Aim
Starting at the line that contains "684, 470, 700]" and ending at the line that contains "710, 876, 726]", recast those lines from the entries as a JSON list of strings, one string per line, with blank lines left out.

Record list
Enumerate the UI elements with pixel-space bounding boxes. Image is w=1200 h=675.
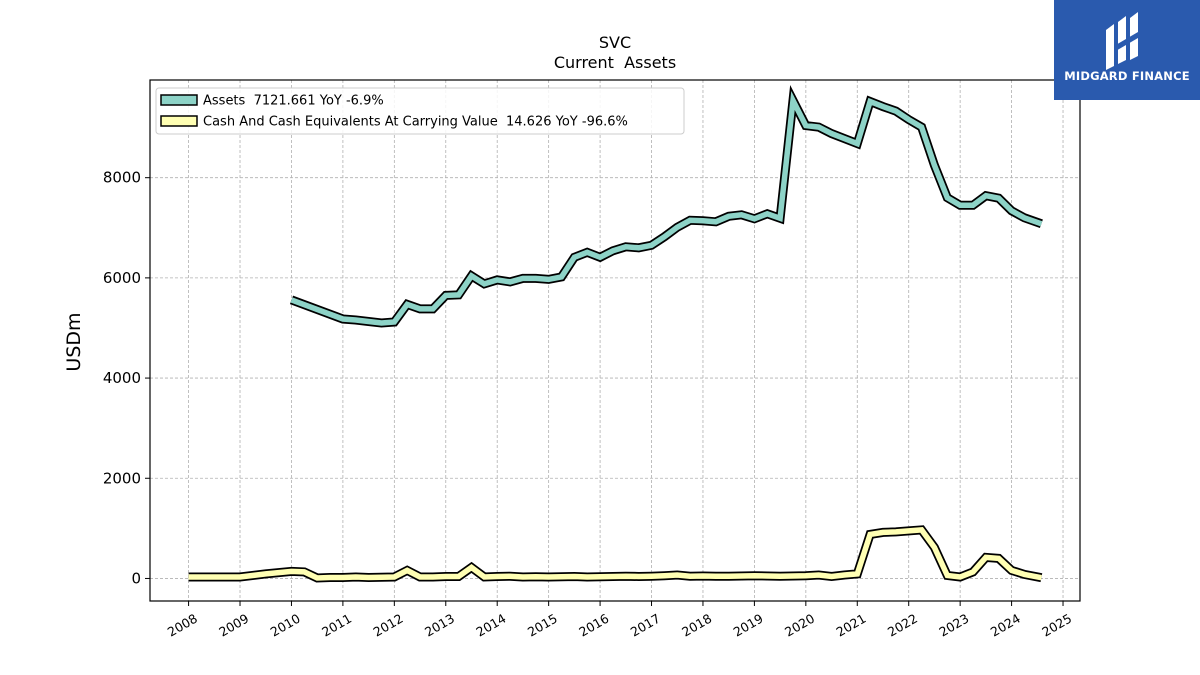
brand-name: MIDGARD FINANCE <box>1064 69 1190 83</box>
plot-frame <box>149 79 1081 602</box>
series-outline-1 <box>188 525 1043 583</box>
grid <box>150 80 1080 601</box>
legend-swatch-assets <box>160 94 198 106</box>
y-tick-label: 8000 <box>103 169 141 187</box>
series-line-0 <box>290 91 1043 326</box>
x-tick-label: 2019 <box>731 611 766 640</box>
legend-label-cash: Cash And Cash Equivalents At Carrying Va… <box>203 115 628 130</box>
x-tick-label: 2025 <box>1039 611 1074 640</box>
x-tick-label: 2013 <box>422 611 457 640</box>
x-tick-label: 2011 <box>319 611 354 640</box>
y-tick-label: 4000 <box>103 369 141 387</box>
x-tick-label: 2014 <box>473 611 508 640</box>
x-tick-label: 2024 <box>988 611 1023 640</box>
x-tick-label: 2012 <box>371 611 406 640</box>
legend-label-assets: Assets 7121.661 YoY -6.9% <box>203 94 384 109</box>
x-tick-label: 2018 <box>679 611 714 640</box>
chart-subtitle: Current Assets <box>554 53 676 72</box>
series-lines <box>188 85 1043 583</box>
chart-title: SVC <box>599 33 631 52</box>
x-tick-label: 2016 <box>576 611 611 640</box>
legend: Assets 7121.661 YoY -6.9% Cash And Cash … <box>155 87 685 135</box>
x-tick-label: 2023 <box>936 611 971 640</box>
x-tick-label: 2008 <box>165 611 200 640</box>
series-line-1 <box>188 527 1042 581</box>
y-axis-label: USDm <box>63 312 85 371</box>
legend-box <box>155 87 685 135</box>
x-tick-label: 2015 <box>525 611 560 640</box>
x-tick-label: 2009 <box>216 611 251 640</box>
x-tick-label: 2021 <box>833 611 868 640</box>
x-tick-label: 2010 <box>268 611 303 640</box>
legend-swatch-cash <box>160 115 198 127</box>
x-tick-label: 2020 <box>782 611 817 640</box>
x-tick-label: 2022 <box>885 611 920 640</box>
brand-mark-icon <box>1106 12 1138 70</box>
y-tick-label: 2000 <box>103 469 141 487</box>
brand-logo: MIDGARD FINANCE <box>1054 0 1200 100</box>
y-tick-label: 6000 <box>103 269 141 287</box>
y-axis: 0 2000 4000 6000 8000 <box>103 169 150 587</box>
x-tick-label: 2017 <box>628 611 663 640</box>
x-axis: 2008 2009 2010 2011 2012 2013 2014 2015 2016 2017… <box>165 601 1074 640</box>
y-tick-label: 0 <box>131 569 141 587</box>
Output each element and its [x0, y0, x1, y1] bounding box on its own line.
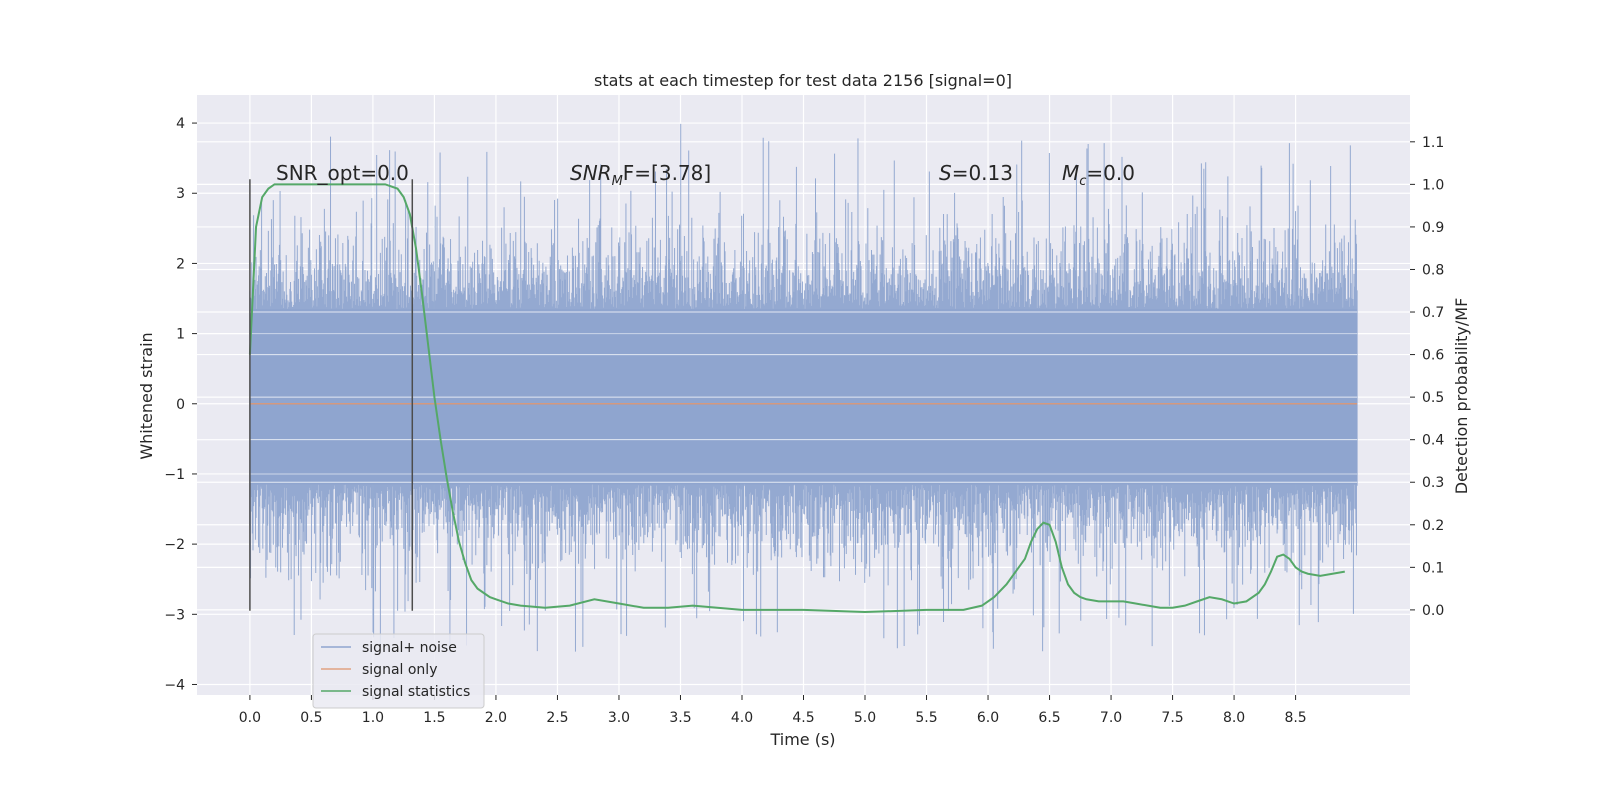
legend-label-signal-statistics: signal statistics	[362, 684, 470, 700]
x-tick-label: 4.5	[792, 710, 814, 726]
y-right-tick-label: 0.6	[1422, 348, 1444, 364]
annotation-s-main: S	[939, 161, 952, 185]
y-tick-label: −4	[164, 677, 185, 693]
y-right-tick-label: 0.1	[1422, 560, 1444, 576]
legend-box	[312, 633, 485, 709]
x-tick-label: 6.5	[1038, 710, 1060, 726]
annotation-s-tail: =0.13	[952, 161, 1013, 185]
y-right-tick-label: 0.7	[1422, 305, 1444, 321]
y-right-tick-label: 0.0	[1422, 603, 1444, 619]
x-tick-label: 7.0	[1100, 710, 1122, 726]
annotation-snr-mf: SNRMF=[3.78]	[570, 161, 711, 189]
x-tick-label: 0.0	[239, 710, 261, 726]
chart-title: stats at each timestep for test data 215…	[594, 71, 1012, 90]
x-tick-label: 8.0	[1223, 710, 1245, 726]
y-right-tick-label: 0.2	[1422, 518, 1444, 534]
x-tick-label: 5.0	[854, 710, 876, 726]
y-right-axis-label: Detection probability/MF	[1452, 298, 1471, 495]
x-tick-label: 7.5	[1161, 710, 1183, 726]
y-tick-label: 3	[176, 186, 185, 202]
y-right-tick-label: 0.8	[1422, 262, 1444, 278]
signal-statistics-series	[248, 183, 1345, 614]
x-tick-label: 6.0	[977, 710, 999, 726]
vertical-markers	[249, 179, 414, 611]
annotation-s: S=0.13	[939, 161, 1013, 185]
signal-statistics-line	[248, 183, 1345, 614]
x-tick-label: 3.0	[608, 710, 630, 726]
legend-label-signal-only: signal only	[362, 662, 437, 678]
y-tick-label: −3	[164, 607, 185, 623]
annotation-snr-mf-tail: F=[3.78]	[623, 161, 711, 185]
x-tick-label: 0.5	[300, 710, 322, 726]
y-right-tick-label: 0.5	[1422, 390, 1444, 406]
x-tick-label: 3.5	[669, 710, 691, 726]
y-tick-label: 0	[176, 397, 185, 413]
legend-label-signal-noise: signal+ noise	[362, 640, 457, 656]
x-tick-label: 1.5	[423, 710, 445, 726]
annotation-snr-opt: SNR_opt=0.0	[276, 161, 409, 185]
annotations: SNR_opt=0.0 SNRMF=[3.78] S=0.13 Mc=0.0	[276, 161, 1135, 189]
annotation-mc: Mc=0.0	[1062, 161, 1135, 189]
y-axis-label: Whitened strain	[137, 332, 156, 459]
x-tick-label: 8.5	[1284, 710, 1306, 726]
y-axis-ticks: 4 3 2 1 0 −1 −2 −3 −4	[164, 116, 197, 693]
annotation-mc-sub: c	[1079, 174, 1086, 189]
y-tick-label: 1	[176, 327, 185, 343]
y-right-tick-label: 1.0	[1422, 177, 1444, 193]
x-tick-label: 2.0	[485, 710, 507, 726]
x-tick-label: 1.0	[362, 710, 384, 726]
x-tick-label: 4.0	[731, 710, 753, 726]
y-right-tick-label: 0.4	[1422, 433, 1444, 449]
y-right-tick-label: 0.9	[1422, 220, 1444, 236]
annotation-mc-main: M	[1062, 161, 1079, 185]
x-axis-ticks: 0.0 0.5 1.0 1.5 2.0 2.5 3.0 3.5 4.0 4.5 5.0 5.5 6.0 6…	[239, 695, 1307, 726]
annotation-snr-mf-sub: M	[612, 174, 623, 189]
x-tick-label: 2.5	[546, 710, 568, 726]
x-tick-label: 5.5	[915, 710, 937, 726]
annotation-snr-mf-main: SNR	[570, 161, 612, 185]
y-tick-label: 4	[176, 116, 185, 132]
x-axis-label: Time (s)	[769, 730, 835, 749]
y-tick-label: −2	[164, 537, 185, 553]
y-right-tick-label: 0.3	[1422, 475, 1444, 491]
legend: signal+ noise signal only signal statist…	[312, 633, 485, 709]
y-tick-label: −1	[164, 467, 185, 483]
annotation-mc-tail: =0.0	[1086, 161, 1135, 185]
y-right-tick-label: 1.1	[1422, 135, 1444, 151]
y-tick-label: 2	[176, 256, 185, 272]
y-right-axis-ticks: 1.1 1.0 0.9 0.8 0.7 0.6 0.5 0.4 0.3 0.2 0.1 0.0	[1410, 135, 1444, 619]
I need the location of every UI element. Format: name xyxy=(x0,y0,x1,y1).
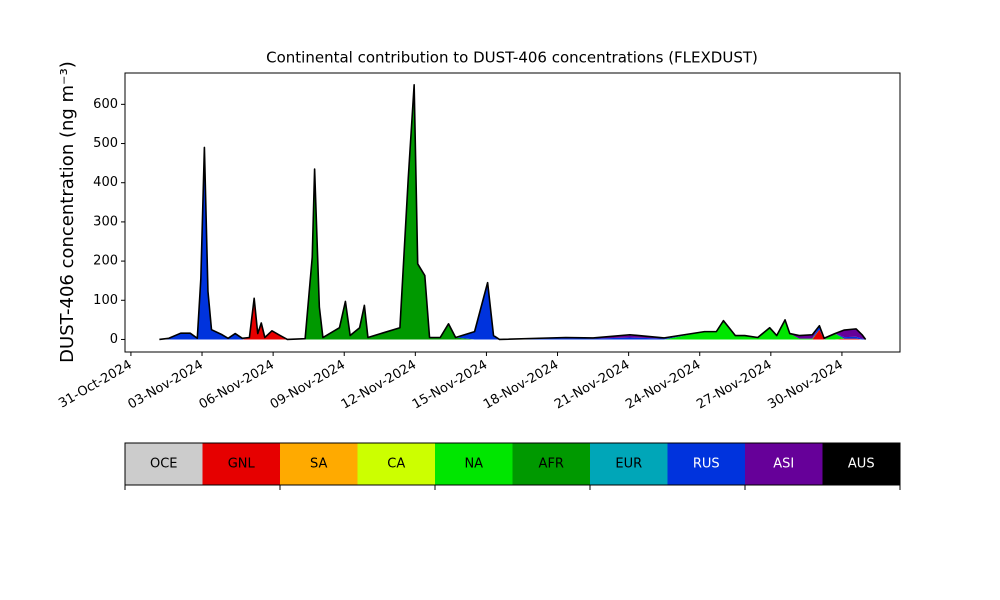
area xyxy=(159,304,866,340)
area xyxy=(159,84,866,340)
y-tick-label: 600 xyxy=(93,97,118,112)
legend-label: CA xyxy=(387,457,405,472)
area xyxy=(159,304,866,340)
area xyxy=(159,96,866,340)
x-tick-label: 15-Nov-2024 xyxy=(410,358,490,413)
plot-frame xyxy=(124,72,901,353)
x-tick-label: 31-Oct-2024 xyxy=(56,358,134,412)
legend-swatch xyxy=(125,443,203,485)
y-tick-label: 300 xyxy=(93,214,118,229)
legend-swatch xyxy=(822,443,900,485)
legend-swatch xyxy=(667,443,745,485)
x-tick-label: 27-Nov-2024 xyxy=(694,358,774,413)
legend-label: ASI xyxy=(773,457,794,472)
legend-label: EUR xyxy=(615,457,642,472)
y-tick-label: 400 xyxy=(93,175,118,190)
area xyxy=(159,96,866,340)
x-tick-label: 03-Nov-2024 xyxy=(126,358,206,413)
legend-label: SA xyxy=(310,457,327,472)
total-outline xyxy=(159,83,867,341)
x-tick-label: 18-Nov-2024 xyxy=(481,358,561,413)
y-tick-label: 200 xyxy=(93,254,118,269)
y-tick-label: 500 xyxy=(93,136,118,151)
legend-label: OCE xyxy=(150,457,178,472)
legend-label: NA xyxy=(464,457,483,472)
area xyxy=(159,304,866,340)
area xyxy=(159,304,866,340)
chart-title: Continental contribution to DUST-406 con… xyxy=(266,49,758,67)
x-tick-label: 24-Nov-2024 xyxy=(623,358,703,413)
x-tick-label: 21-Nov-2024 xyxy=(552,358,632,413)
legend-label: AFR xyxy=(539,457,564,472)
legend-label: AUS xyxy=(848,457,875,472)
area xyxy=(159,96,866,340)
x-tick-label: 30-Nov-2024 xyxy=(765,358,845,413)
x-tick-label: 06-Nov-2024 xyxy=(197,358,277,413)
legend-label: GNL xyxy=(228,457,256,472)
y-tick-label: 0 xyxy=(110,332,118,347)
y-tick-label: 100 xyxy=(93,293,118,308)
legend-swatch xyxy=(280,443,358,485)
y-axis-label: DUST-406 concentration (ng m⁻³) xyxy=(57,61,78,363)
legend-swatch xyxy=(357,443,435,485)
legend-frame xyxy=(124,442,901,486)
x-tick-label: 12-Nov-2024 xyxy=(339,358,419,413)
x-tick-label: 09-Nov-2024 xyxy=(268,358,348,413)
legend-label: RUS xyxy=(693,457,720,472)
legend-swatch xyxy=(590,443,668,485)
legend-swatch xyxy=(202,443,280,485)
legend-swatch xyxy=(745,443,823,485)
legend-swatch xyxy=(512,443,590,485)
legend-swatch xyxy=(435,443,513,485)
area xyxy=(159,96,866,340)
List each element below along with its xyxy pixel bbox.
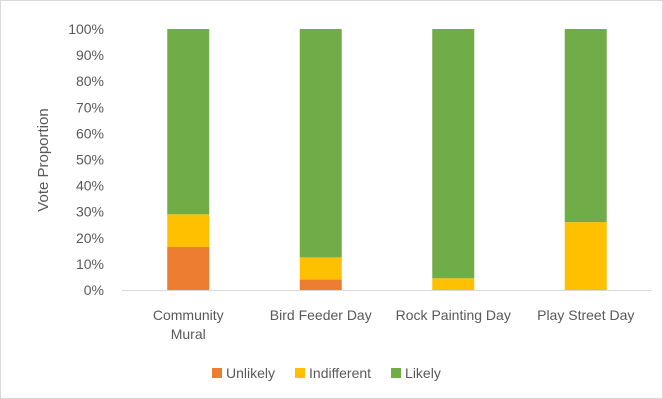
y-tick-label: 80% — [76, 73, 104, 89]
y-tick-label: 30% — [76, 204, 104, 220]
y-tick-label: 0% — [84, 282, 104, 298]
legend-label-likely: Likely — [405, 365, 441, 381]
bar-likely — [432, 29, 475, 279]
x-tick-label: Rock Painting Day — [396, 307, 511, 323]
y-tick-label: 40% — [76, 178, 104, 194]
legend-swatch-likely — [391, 368, 402, 378]
y-tick-label: 60% — [76, 125, 104, 141]
bar-likely — [299, 29, 342, 258]
y-tick-label: 100% — [68, 21, 104, 37]
y-tick-label: 20% — [76, 230, 104, 246]
legend: Unlikely Indifferent Likely — [212, 365, 441, 381]
x-tick-label: Play Street Day — [537, 307, 634, 323]
y-axis-ticks: 0% 10% 20% 30% 40% 50% 60% 70% 80% 90% 100% — [68, 21, 104, 298]
y-axis-title: Vote Proportion — [35, 108, 52, 211]
y-tick-label: 50% — [76, 152, 104, 168]
x-tick-label: Mural — [171, 326, 206, 342]
x-tick-label: Community — [153, 307, 224, 323]
bar-indifferent — [167, 214, 210, 247]
legend-label-unlikely: Unlikely — [226, 365, 275, 381]
y-tick-label: 90% — [76, 47, 104, 63]
x-tick-label: Bird Feeder Day — [270, 307, 372, 323]
bar-unlikely — [167, 246, 210, 290]
legend-swatch-indifferent — [295, 368, 306, 378]
bar-likely — [167, 29, 210, 215]
y-tick-label: 70% — [76, 99, 104, 115]
bar-indifferent — [432, 278, 475, 290]
legend-swatch-unlikely — [212, 368, 222, 378]
bar-indifferent — [299, 257, 342, 280]
x-axis-labels: Community Mural Bird Feeder Day Rock Painti… — [153, 307, 635, 342]
bar-indifferent — [564, 222, 607, 290]
y-tick-label: 10% — [76, 256, 104, 272]
bar-likely — [564, 29, 607, 223]
bar-unlikely — [299, 279, 342, 290]
bars — [167, 29, 607, 290]
legend-label-indifferent: Indifferent — [309, 365, 371, 381]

Response for this exercise
[
  "legend-label-signal-statistics: signal statistics\t[362, 684, 470, 700]",
  "x-tick-label: 4.5\t[792, 710, 814, 726]",
  "y-right-tick-label: 0.6\t[1422, 348, 1444, 364]",
  "annotation-s-main: S\t[939, 161, 952, 185]",
  "y-tick-label: −4\t[164, 677, 185, 693]",
  "y-right-tick-label: 0.1\t[1422, 560, 1444, 576]",
  "legend-box\t[312, 633, 485, 709]",
  "x-tick-label: 6.5\t[1038, 710, 1060, 726]",
  "annotation-s-tail: =0.13\t[952, 161, 1013, 185]",
  "y-right-tick-label: 0.7\t[1422, 305, 1444, 321]",
  "y-right-tick-label: 0.0\t[1422, 603, 1444, 619]",
  "x-tick-label: 7.0\t[1100, 710, 1122, 726]",
  "annotation-snr-mf: SNRMF=[3.78]\t[570, 161, 711, 189]",
  "x-tick-label: 0.0\t[239, 710, 261, 726]",
  "chart-title: stats at each timestep for test data 215…\t[594, 71, 1012, 90]",
  "x-tick-label: 8.0\t[1223, 710, 1245, 726]",
  "y-right-tick-label: 0.2\t[1422, 518, 1444, 534]",
  "x-tick-label: 5.0\t[854, 710, 876, 726]"
]